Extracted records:
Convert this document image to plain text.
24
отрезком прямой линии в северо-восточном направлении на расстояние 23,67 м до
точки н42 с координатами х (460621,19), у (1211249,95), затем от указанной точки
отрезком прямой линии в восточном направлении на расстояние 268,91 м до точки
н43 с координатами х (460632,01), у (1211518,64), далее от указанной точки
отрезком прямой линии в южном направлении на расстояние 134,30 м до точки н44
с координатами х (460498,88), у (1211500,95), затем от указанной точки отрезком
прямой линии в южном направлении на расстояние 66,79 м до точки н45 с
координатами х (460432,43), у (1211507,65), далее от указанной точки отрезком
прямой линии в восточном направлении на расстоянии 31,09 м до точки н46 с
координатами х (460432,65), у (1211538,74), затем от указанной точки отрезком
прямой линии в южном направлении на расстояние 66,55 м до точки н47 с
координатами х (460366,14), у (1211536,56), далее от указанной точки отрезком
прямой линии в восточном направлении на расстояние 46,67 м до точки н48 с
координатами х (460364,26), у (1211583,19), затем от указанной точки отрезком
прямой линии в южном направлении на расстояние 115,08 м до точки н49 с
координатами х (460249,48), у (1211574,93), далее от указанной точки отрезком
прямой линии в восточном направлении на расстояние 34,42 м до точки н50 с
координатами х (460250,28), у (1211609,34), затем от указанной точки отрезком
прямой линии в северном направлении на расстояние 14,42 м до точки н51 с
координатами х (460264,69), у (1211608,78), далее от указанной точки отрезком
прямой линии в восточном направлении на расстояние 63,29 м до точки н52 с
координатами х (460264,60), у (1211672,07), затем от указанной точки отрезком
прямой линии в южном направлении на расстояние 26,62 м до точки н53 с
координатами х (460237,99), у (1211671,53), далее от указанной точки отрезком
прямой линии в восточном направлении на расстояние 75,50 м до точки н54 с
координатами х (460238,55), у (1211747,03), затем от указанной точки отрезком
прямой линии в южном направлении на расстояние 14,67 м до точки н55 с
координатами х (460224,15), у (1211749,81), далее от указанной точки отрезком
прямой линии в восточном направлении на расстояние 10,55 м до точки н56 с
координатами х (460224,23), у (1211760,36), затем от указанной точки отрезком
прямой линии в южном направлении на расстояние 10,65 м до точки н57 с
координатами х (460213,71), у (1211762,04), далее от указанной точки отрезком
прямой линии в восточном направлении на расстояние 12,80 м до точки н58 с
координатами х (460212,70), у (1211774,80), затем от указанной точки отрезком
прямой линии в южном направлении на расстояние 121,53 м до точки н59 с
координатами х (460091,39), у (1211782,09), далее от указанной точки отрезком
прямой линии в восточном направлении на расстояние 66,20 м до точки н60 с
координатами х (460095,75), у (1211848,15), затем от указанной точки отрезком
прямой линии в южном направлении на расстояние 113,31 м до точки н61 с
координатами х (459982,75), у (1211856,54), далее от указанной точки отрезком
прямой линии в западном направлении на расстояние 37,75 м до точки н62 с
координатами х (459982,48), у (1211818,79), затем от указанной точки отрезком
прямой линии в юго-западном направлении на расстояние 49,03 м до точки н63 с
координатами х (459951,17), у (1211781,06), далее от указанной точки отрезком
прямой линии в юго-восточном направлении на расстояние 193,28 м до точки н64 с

* [Requirement]: Locate the lines above that contain "южном" and copy them.

* [Answer below]:
отрезком прямой линии в южном направлении на расстояние 134,30 м до точки н44
прямой линии в южном направлении на расстояние 66,79 м до точки н45 с
прямой линии в южном направлении на расстояние 66,55 м до точки н47 с
прямой линии в южном направлении на расстояние 115,08 м до точки н49 с
прямой линии в южном направлении на расстояние 26,62 м до точки н53 с
прямой линии в южном направлении на расстояние 14,67 м до точки н55 с
прямой линии в южном направлении на расстояние 10,65 м до точки н57 с
прямой линии в южном направлении на расстояние 121,53 м до точки н59 с
прямой линии в южном направлении на расстояние 113,31 м до точки н61 с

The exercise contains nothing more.